[GIVEN INSTRUCTION 1] Reproduce the part of the explanation of cooling lava between "Eventually the lava" and "change with depth.", inclusive.
[GIVEN INSTRUCTION 2] Pick up the explanation of how cooling lava turns into basalt right after its last sentence and keep it going.

━━ EXTRACT TO READ ━━

OK. A few things to note.

Lava is very hot and a fluid. Because it’s a fluid the temperature would be very uniform. If there was a really hot area, heat would flow out of that area until the temperature was uniform. So in any direction along the surface the temperature would be the same. There would be no horizontal “thermal gradient”.
Eventually the lava would solidify into basalt stone. It would still be very hot, but it would no longer flow.
Basalt is a good insulator. If you think about the profile of the basalt, the surface would cool quickly, but below the surface it would stay warm because the deeper you go, the more insulation it is. This means there is a vertical thermal gradient.
OK, so now we have a very hot, very flat chunk of rock of that is cooling. As it cools, from the surface down, each “layer” is also shrinking. Since the surface is cooling fastest it is trying to shrink fastest too. When it shrinks it sets up a stress gradient. This gradient will look just like the thermal gradient. It will be uniform horizontally, but vertically it will change with depth.

━━━
━━ SUPPLIED ENTRIES ━━

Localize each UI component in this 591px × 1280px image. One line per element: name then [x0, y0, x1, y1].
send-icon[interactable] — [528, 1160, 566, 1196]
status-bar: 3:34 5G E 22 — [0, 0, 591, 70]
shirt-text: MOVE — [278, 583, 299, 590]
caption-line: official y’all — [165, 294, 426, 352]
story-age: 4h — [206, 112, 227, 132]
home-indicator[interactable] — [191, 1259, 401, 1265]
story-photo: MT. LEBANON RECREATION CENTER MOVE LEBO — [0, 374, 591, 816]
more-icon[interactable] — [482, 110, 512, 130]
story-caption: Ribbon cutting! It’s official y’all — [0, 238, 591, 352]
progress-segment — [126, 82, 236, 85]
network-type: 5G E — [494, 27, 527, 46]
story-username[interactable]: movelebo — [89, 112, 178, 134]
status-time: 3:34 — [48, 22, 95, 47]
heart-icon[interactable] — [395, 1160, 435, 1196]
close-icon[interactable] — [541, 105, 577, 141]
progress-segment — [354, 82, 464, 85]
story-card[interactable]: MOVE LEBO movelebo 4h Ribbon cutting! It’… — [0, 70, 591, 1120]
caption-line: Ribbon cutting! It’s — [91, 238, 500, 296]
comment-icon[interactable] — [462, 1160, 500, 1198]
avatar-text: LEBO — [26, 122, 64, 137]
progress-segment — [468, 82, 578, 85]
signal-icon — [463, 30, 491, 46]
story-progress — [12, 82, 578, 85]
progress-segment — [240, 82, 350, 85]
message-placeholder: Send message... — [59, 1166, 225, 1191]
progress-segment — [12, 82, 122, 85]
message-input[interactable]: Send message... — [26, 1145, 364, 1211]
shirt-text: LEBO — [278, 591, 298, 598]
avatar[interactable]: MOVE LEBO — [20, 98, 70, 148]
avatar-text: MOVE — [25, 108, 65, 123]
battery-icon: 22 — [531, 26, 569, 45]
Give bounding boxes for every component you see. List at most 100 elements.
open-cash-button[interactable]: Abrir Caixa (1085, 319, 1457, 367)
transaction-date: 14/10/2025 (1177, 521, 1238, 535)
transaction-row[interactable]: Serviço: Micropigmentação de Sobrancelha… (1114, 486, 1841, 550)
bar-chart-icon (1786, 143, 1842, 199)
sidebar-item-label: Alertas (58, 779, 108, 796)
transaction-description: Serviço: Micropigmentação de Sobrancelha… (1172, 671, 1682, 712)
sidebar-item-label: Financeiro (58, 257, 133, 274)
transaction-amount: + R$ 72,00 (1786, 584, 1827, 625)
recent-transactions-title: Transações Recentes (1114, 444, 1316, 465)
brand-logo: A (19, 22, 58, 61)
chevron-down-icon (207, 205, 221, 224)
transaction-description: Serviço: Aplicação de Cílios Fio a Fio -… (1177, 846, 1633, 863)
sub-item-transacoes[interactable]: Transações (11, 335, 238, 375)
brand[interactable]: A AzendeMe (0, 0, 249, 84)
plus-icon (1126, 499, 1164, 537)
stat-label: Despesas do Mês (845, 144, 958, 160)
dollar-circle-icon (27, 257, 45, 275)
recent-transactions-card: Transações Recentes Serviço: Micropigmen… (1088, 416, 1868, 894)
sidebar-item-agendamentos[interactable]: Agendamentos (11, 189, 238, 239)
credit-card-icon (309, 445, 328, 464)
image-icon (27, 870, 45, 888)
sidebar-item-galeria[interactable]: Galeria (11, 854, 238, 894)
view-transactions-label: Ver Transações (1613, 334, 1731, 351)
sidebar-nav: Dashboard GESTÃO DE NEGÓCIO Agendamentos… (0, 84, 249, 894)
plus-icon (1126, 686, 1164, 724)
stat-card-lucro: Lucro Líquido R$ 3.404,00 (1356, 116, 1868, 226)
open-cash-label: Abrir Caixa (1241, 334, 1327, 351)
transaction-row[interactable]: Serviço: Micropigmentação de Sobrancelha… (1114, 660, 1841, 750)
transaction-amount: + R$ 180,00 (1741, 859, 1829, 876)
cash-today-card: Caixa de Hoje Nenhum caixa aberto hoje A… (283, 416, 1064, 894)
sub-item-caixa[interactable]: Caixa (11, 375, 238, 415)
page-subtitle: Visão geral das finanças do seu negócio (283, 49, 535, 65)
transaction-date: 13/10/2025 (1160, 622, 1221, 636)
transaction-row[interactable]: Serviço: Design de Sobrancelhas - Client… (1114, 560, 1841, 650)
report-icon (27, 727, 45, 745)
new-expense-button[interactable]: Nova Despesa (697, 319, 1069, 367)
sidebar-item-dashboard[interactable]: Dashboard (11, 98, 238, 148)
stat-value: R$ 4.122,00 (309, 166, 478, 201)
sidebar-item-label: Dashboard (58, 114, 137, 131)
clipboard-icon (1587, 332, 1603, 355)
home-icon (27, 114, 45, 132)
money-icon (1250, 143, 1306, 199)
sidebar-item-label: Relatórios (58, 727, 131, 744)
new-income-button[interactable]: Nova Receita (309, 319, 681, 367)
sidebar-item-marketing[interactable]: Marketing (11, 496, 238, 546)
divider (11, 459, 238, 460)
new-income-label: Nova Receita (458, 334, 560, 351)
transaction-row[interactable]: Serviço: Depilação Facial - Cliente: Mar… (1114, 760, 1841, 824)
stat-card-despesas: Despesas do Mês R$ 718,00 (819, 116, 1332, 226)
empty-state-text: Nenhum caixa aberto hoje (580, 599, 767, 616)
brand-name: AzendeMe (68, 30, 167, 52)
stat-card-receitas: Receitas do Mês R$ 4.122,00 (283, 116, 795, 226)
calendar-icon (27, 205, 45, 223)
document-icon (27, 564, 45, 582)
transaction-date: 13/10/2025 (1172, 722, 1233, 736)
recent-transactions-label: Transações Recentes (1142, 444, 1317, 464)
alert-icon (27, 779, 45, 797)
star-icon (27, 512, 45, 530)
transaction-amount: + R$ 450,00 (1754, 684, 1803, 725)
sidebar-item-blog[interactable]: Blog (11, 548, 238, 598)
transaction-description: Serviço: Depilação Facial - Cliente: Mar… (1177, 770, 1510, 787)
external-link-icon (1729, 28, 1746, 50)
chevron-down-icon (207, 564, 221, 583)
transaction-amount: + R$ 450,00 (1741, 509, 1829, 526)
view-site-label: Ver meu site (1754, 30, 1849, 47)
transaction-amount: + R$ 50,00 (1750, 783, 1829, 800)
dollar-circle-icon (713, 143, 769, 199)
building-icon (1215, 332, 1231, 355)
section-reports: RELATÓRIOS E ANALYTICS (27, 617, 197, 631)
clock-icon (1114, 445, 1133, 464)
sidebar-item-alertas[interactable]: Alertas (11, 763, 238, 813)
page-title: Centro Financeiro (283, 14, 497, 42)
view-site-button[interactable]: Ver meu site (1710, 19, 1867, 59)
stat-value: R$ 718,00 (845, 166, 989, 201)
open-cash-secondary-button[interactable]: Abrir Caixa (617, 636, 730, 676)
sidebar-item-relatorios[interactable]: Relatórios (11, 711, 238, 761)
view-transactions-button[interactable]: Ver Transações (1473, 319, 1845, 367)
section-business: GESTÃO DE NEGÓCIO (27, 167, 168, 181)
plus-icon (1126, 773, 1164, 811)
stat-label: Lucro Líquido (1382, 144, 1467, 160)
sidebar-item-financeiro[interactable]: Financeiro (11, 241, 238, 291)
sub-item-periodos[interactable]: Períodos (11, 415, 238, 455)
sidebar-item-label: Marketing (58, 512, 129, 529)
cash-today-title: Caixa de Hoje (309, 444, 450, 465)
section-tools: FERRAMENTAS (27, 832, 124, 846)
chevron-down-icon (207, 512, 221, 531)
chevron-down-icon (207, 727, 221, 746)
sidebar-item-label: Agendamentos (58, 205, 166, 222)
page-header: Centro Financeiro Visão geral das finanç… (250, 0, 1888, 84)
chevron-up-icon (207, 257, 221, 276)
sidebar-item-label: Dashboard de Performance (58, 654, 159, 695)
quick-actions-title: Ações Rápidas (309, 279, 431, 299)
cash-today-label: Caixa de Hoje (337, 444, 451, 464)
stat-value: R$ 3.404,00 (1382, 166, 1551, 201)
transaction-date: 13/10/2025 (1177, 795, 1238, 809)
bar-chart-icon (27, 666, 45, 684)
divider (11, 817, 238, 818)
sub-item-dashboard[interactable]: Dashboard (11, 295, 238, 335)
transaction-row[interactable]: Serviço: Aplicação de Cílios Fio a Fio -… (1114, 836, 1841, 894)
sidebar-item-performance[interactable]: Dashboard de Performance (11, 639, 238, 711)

━━━

[RIGHT ANSWER 1]
Eventually the lava would solidify into basalt stone. It would still be very hot, but it would no longer flow.
Basalt is a good insulator. If you think about the profile of the basalt, the surface would cool quickly, but below the surface it would stay warm because the deeper you go, the more insulation it is. This means there is a vertical thermal gradient.
OK, so now we have a very hot, very flat chunk of rock of that is cooling. As it cools, from the surface down, each “layer” is also shrinking. Since the surface is cooling fastest it is trying to shrink fastest too. When it shrinks it sets up a stress gradient. This gradient will look just like the thermal gradient. It will be uniform horizontally, but vertically it will change with depth.

[RIGHT ANSWER 2]
When the stress gets high enough the rock will eventually crack. Once it does crack, the cracks will propagate. So now we have two questions:

What will the pattern of the cracks be on the surface?
Once there are crack patterns, how will these propagate?
The second question is easier. The cracks will start at the surface. How deep will they be? Well since there is a thermal gradient (and thus a stress gradient) as the cracks propagate down they eventually stop because the rock below is still hot and hasn’t had time to build up stress. Eventually rock at that depth will cool a bit more until the crack opens up a bit more. Keep at it long enough and you’ll see the crack propagate from the surface, vertically down all the way through the layers, until it’s reached then bottom of the basalt layer.

So now the hard part. We know that whatever pattern the cracks start with will propagate down into columns. But why hexagons? Well, starting a brand new crack is hard. The stresses must be VERY high to do it. I don’t mean to anthropomorphize the cracks, but you can think of it this way. Cracks seek to release as much stress as possible for the smallest possible crack.

So what patter breaks up the surface with the least total distance? This is the problem of “tiling a plane” or “tessellation”. There is some rather complex math to prove it, but it turns out that the shape that tiles a plane with the least edge length is a hexagon. If the cracks “choose” hexagons at the surface they will release the greatest horizontal stress for the least amount of cracking.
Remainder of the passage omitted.